**TASK DATA**
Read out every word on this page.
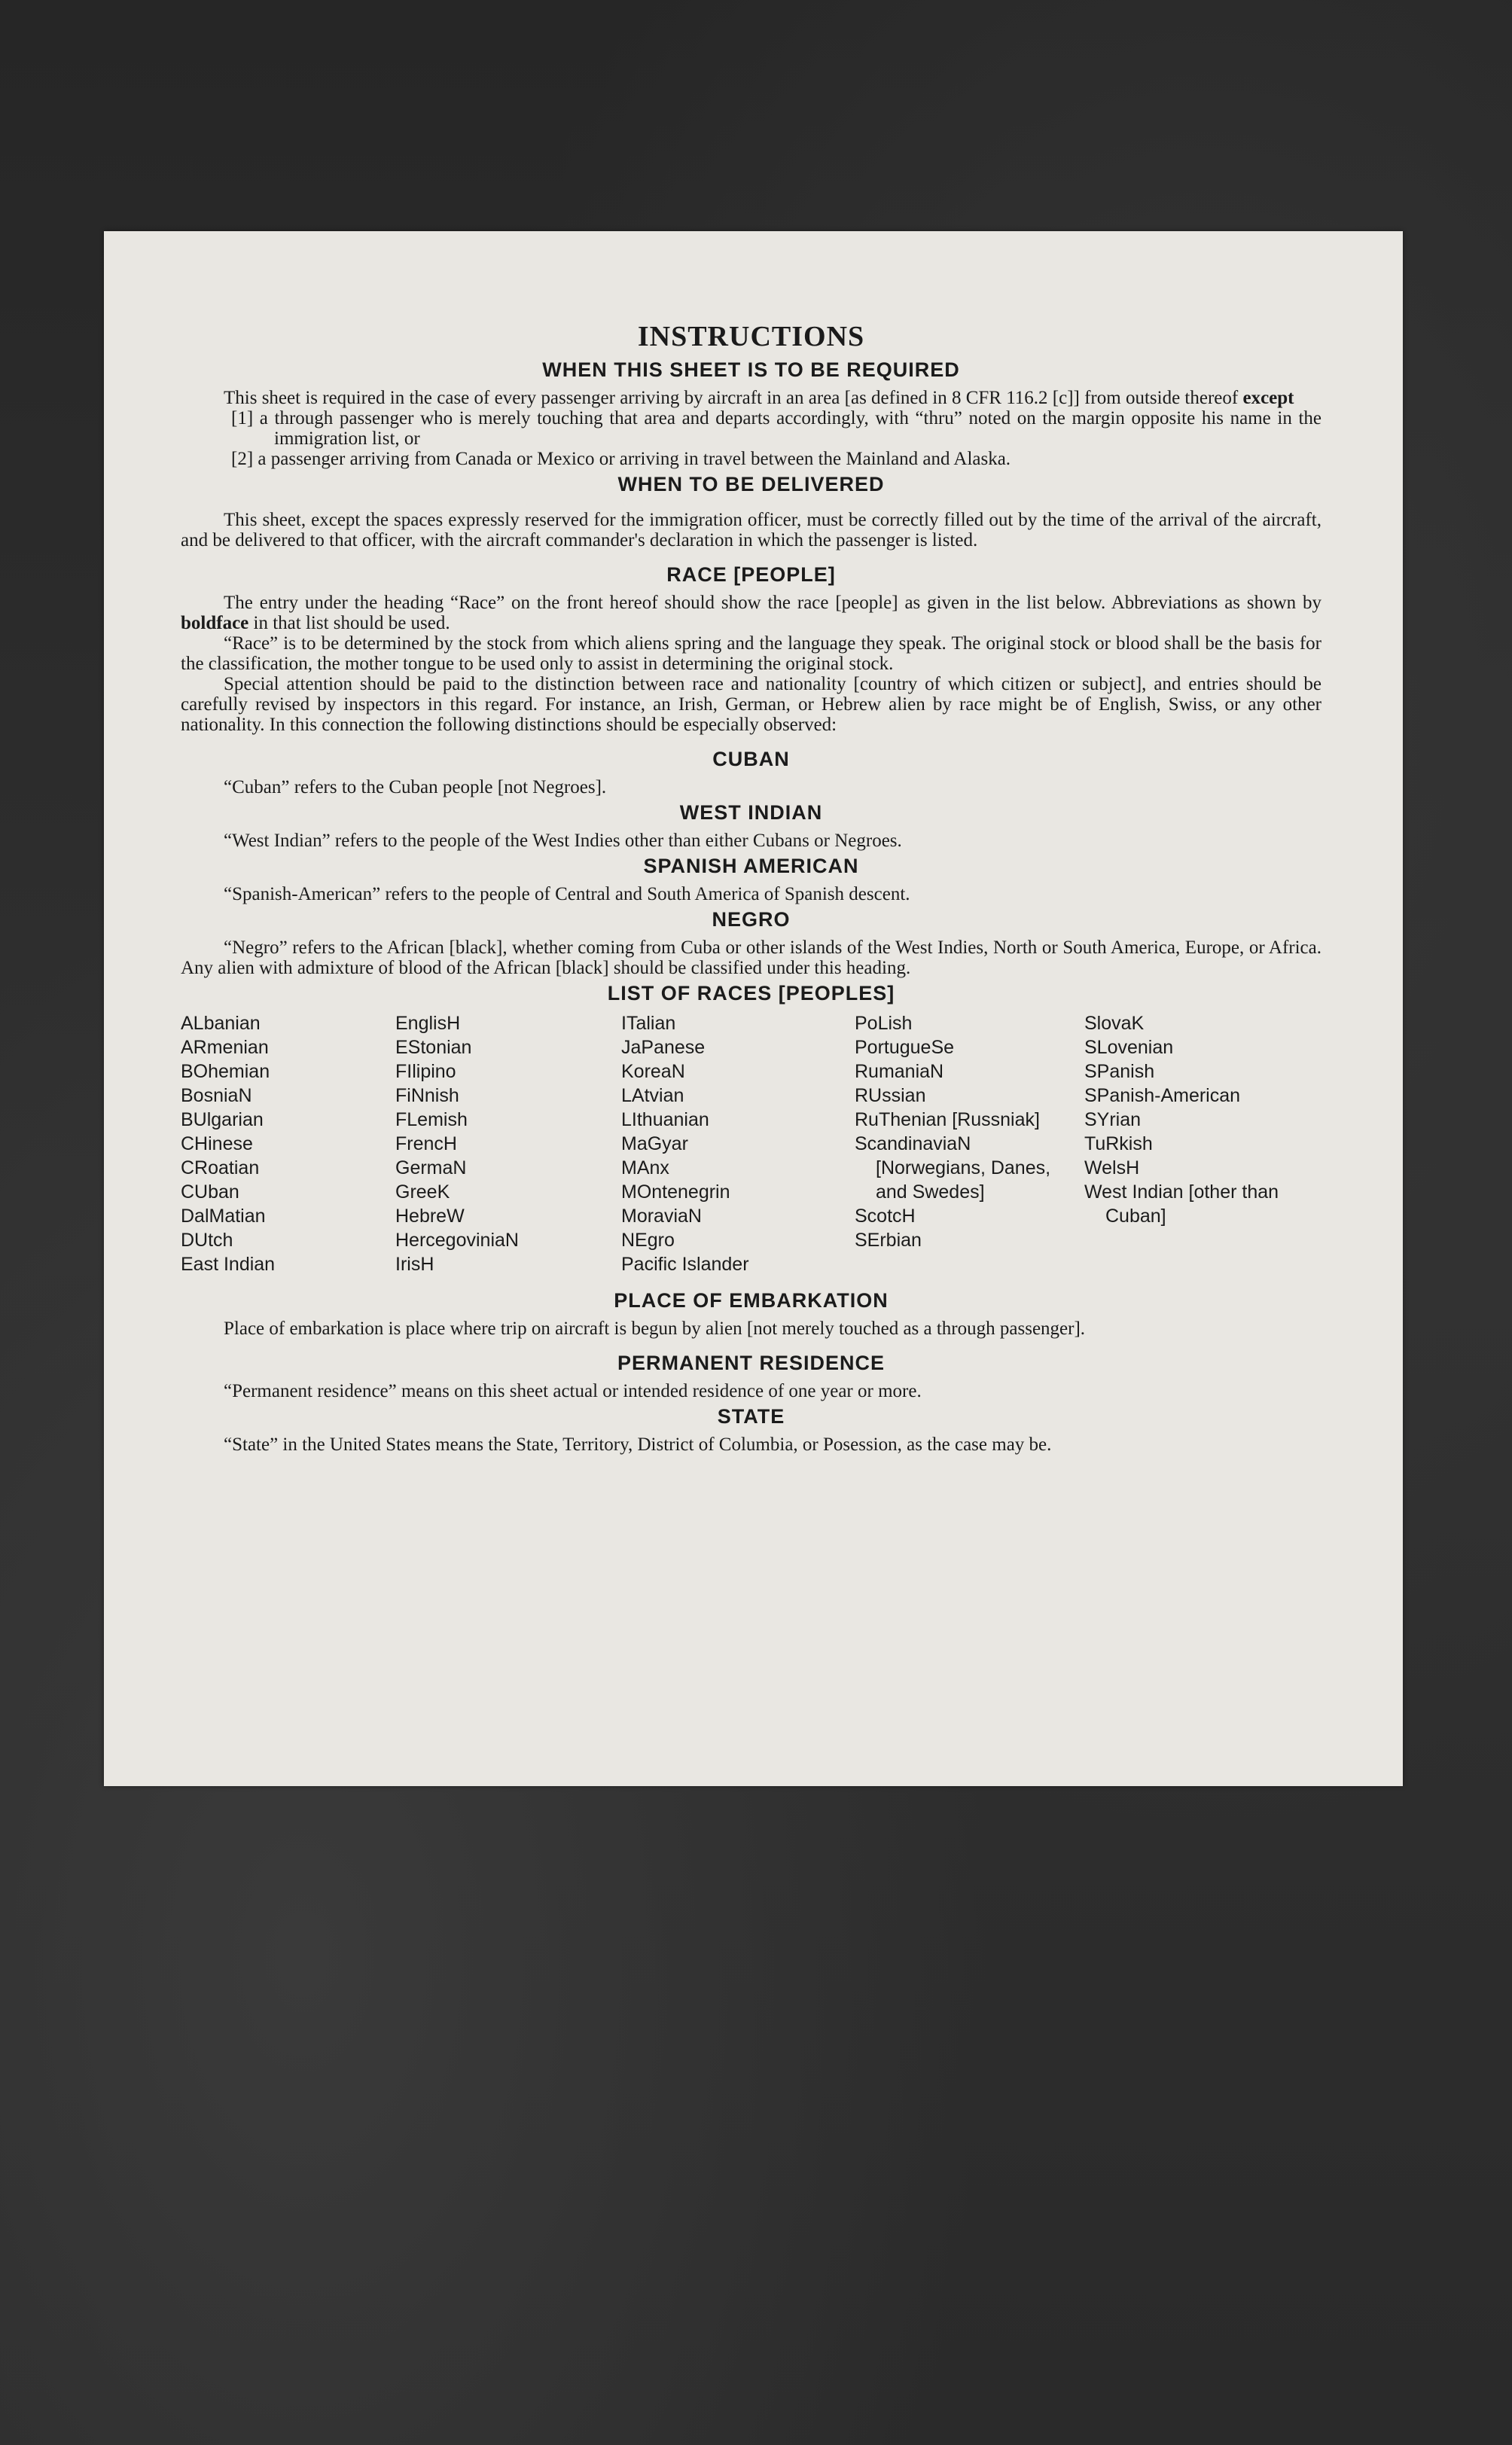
INSTRUCTIONS
WHEN THIS SHEET IS TO BE REQUIRED

This sheet is required in the case of every passenger arriving by aircraft in an area [as defined in 8 CFR 116.2 [c]] from outside thereof except

[1] a through passenger who is merely touching that area and departs accordingly, with “thru” noted on the margin opposite his name in the immigration list, or

[2] a passenger arriving from Canada or Mexico or arriving in travel between the Mainland and Alaska.

WHEN TO BE DELIVERED

This sheet, except the spaces expressly reserved for the immigration officer, must be correctly filled out by the time of the arrival of the aircraft, and be delivered to that officer, with the aircraft commander's declaration in which the passenger is listed.

RACE [PEOPLE]

The entry under the heading “Race” on the front hereof should show the race [people] as given in the list below. Abbreviations as shown by boldface in that list should be used.

“Race” is to be determined by the stock from which aliens spring and the language they speak. The original stock or blood shall be the basis for the classification, the mother tongue to be used only to assist in determining the original stock.

Special attention should be paid to the distinction between race and nationality [country of which citizen or subject], and entries should be carefully revised by inspectors in this regard. For instance, an Irish, German, or Hebrew alien by race might be of English, Swiss, or any other nationality. In this connection the following distinctions should be especially observed:

CUBAN

“Cuban” refers to the Cuban people [not Negroes].

WEST INDIAN

“West Indian” refers to the people of the West Indies other than either Cubans or Negroes.

SPANISH AMERICAN

“Spanish-American” refers to the people of Central and South America of Spanish descent.

NEGRO

“Negro” refers to the African [black], whether coming from Cuba or other islands of the West Indies, North or South America, Europe, or Africa. Any alien with admixture of blood of the African [black] should be classified under this heading.

LIST OF RACES [PEOPLES]
ALbanian
ARmenian
BOhemian
BosniaN
BUlgarian
CHinese
CRoatian
CUban
DalMatian
DUtch
East Indian
EnglisH
EStonian
FIlipino
FiNnish
FLemish
FrencH
GermaN
GreeK
HebreW
HercegoviniaN
IrisH
ITalian
JaPanese
KoreaN
LAtvian
LIthuanian
MaGyar
MAnx
MOntenegrin
MoraviaN
NEgro
Pacific Islander
PoLish
PortugueSe
RumaniaN
RUssian
RuThenian [Russniak]
ScandinaviaN [Norwegians, Danes, and Swedes]
ScotcH
SErbian
SlovaK
SLovenian
SPanish
SPanish-American
SYrian
TuRkish
WelsH
West Indian [other than Cuban]
PLACE OF EMBARKATION

Place of embarkation is place where trip on aircraft is begun by alien [not merely touched as a through passenger].

PERMANENT RESIDENCE

“Permanent residence” means on this sheet actual or intended residence of one year or more.

STATE

“State” in the United States means the State, Territory, District of Columbia, or Posession, as the case may be.
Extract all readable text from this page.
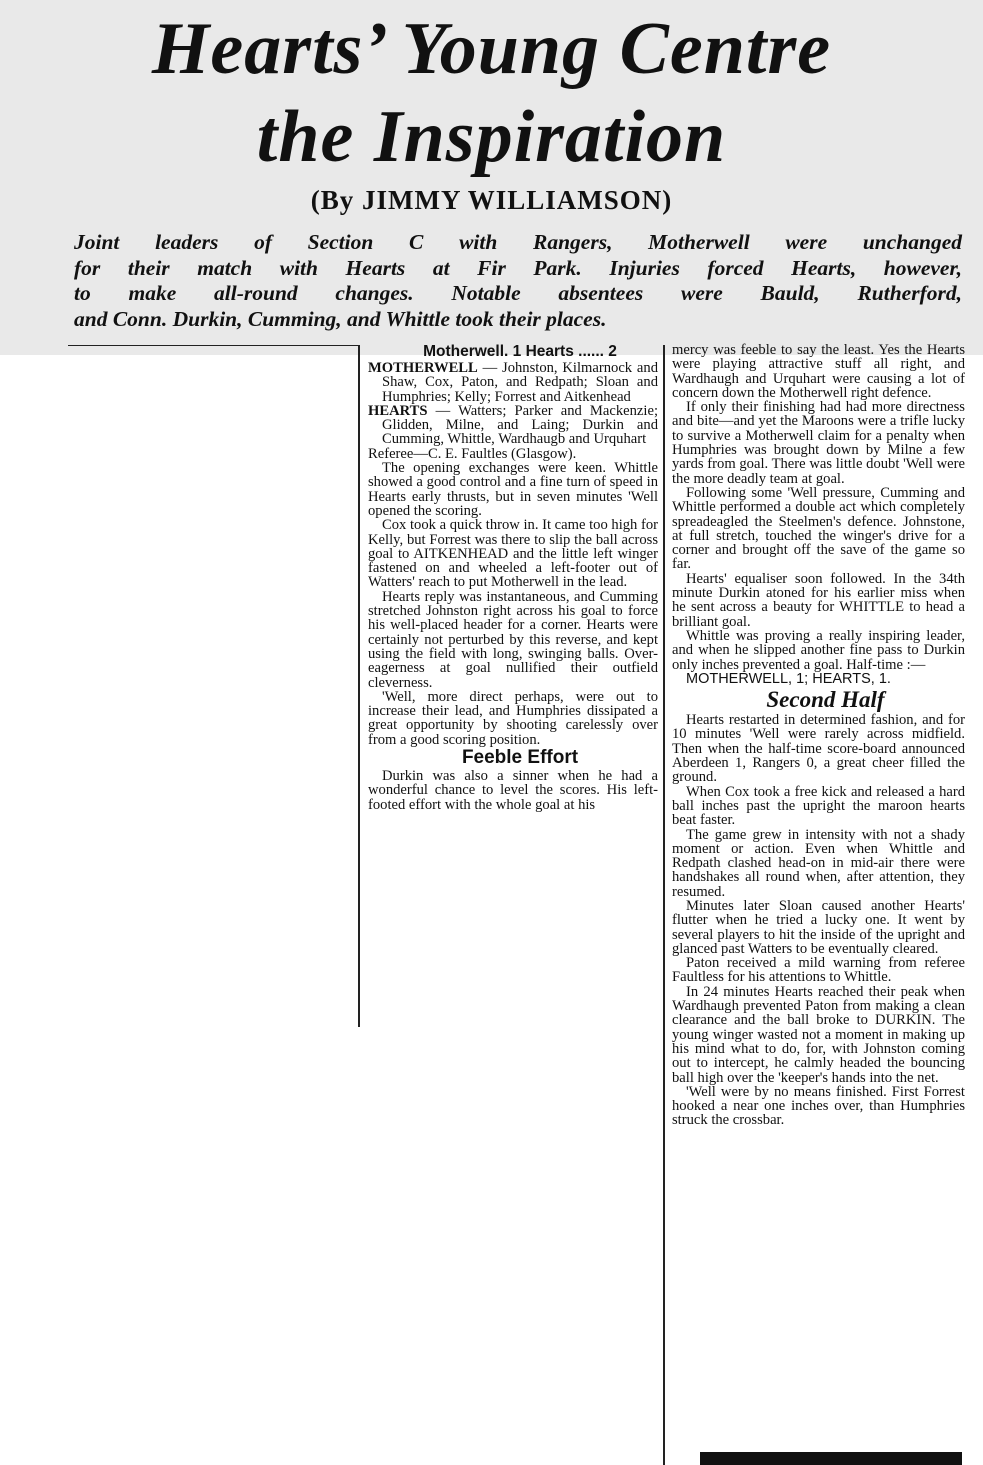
Hearts’ Young Centre
the Inspiration
(By JIMMY WILLIAMSON)
Joint leaders of Section C with Rangers, Motherwell were unchanged
for their match with Hearts at Fir Park. Injuries forced Hearts, however,
to make all-round changes. Notable absentees were Bauld, Rutherford,
and Conn. Durkin, Cumming, and Whittle took their places.

Motherwell. 1 Hearts ...... 2

MOTHERWELL — Johnston, Kilmarnock and Shaw, Cox, Paton, and Redpath; Sloan and Humphries; Kelly; Forrest and Aitkenhead

HEARTS — Watters; Parker and Mackenzie; Glidden, Milne, and Laing; Durkin and Cumming, Whittle, Wardhaugb and Urquhart

Referee—C. E. Faultles (Glasgow).

The opening exchanges were keen. Whittle showed a good control and a fine turn of speed in Hearts early thrusts, but in seven minutes 'Well opened the scoring.

Cox took a quick throw in. It came too high for Kelly, but Forrest was there to slip the ball across goal to AITKENHEAD and the little left winger fastened on and wheeled a left-footer out of Watters' reach to put Motherwell in the lead.

Hearts reply was instantaneous, and Cumming stretched Johnston right across his goal to force his well-placed header for a corner. Hearts were certainly not perturbed by this reverse, and kept using the field with long, swinging balls. Over-eagerness at goal nullified their outfield cleverness.

'Well, more direct perhaps, were out to increase their lead, and Humphries dissipated a great opportunity by shooting carelessly over from a good scoring position.

Feeble Effort

Durkin was also a sinner when he had a wonderful chance to level the scores. His left-footed effort with the whole goal at his

mercy was feeble to say the least. Yes the Hearts were playing attractive stuff all right, and Wardhaugh and Urquhart were causing a lot of concern down the Motherwell right defence.

If only their finishing had had more directness and bite—and yet the Maroons were a trifle lucky to survive a Motherwell claim for a penalty when Humphries was brought down by Milne a few yards from goal. There was little doubt 'Well were the more deadly team at goal.

Following some 'Well pressure, Cumming and Whittle performed a double act which completely spreadeagled the Steelmen's defence. Johnstone, at full stretch, touched the winger's drive for a corner and brought off the save of the game so far.

Hearts' equaliser soon followed. In the 34th minute Durkin atoned for his earlier miss when he sent across a beauty for WHITTLE to head a brilliant goal.

Whittle was proving a really inspiring leader, and when he slipped another fine pass to Durkin only inches prevented a goal. Half-time :—

MOTHERWELL, 1; HEARTS, 1.

Second Half

Hearts restarted in determined fashion, and for 10 minutes 'Well were rarely across midfield. Then when the half-time score-board announced Aberdeen 1, Rangers 0, a great cheer filled the ground.

When Cox took a free kick and released a hard ball inches past the upright the maroon hearts beat faster.

The game grew in intensity with not a shady moment or action. Even when Whittle and Redpath clashed head-on in mid-air there were handshakes all round when, after attention, they resumed.

Minutes later Sloan caused another Hearts' flutter when he tried a lucky one. It went by several players to hit the inside of the upright and glanced past Watters to be eventually cleared.

Paton received a mild warning from referee Faultless for his attentions to Whittle.

In 24 minutes Hearts reached their peak when Wardhaugh prevented Paton from making a clean clearance and the ball broke to DURKIN. The young winger wasted not a moment in making up his mind what to do, for, with Johnston coming out to intercept, he calmly headed the bouncing ball high over the 'keeper's hands into the net.

'Well were by no means finished. First Forrest hooked a near one inches over, than Humphries struck the crossbar.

**GOAL OF THE EXERCISE**
Lines containing the string "game" are to be selected and copied.

**SOLUTION FOR THIS EXERCISE**
Following some 'Well pressure, Cumming and Whittle performed a double act which completely spreadeagled the Steelmen's defence. Johnstone, at full stretch, touched the winger's drive for a corner and brought off the save of the game so far.
The game grew in intensity with not a shady moment or action. Even when Whittle and Redpath clashed head-on in mid-air there were handshakes all round when, after attention, they resumed.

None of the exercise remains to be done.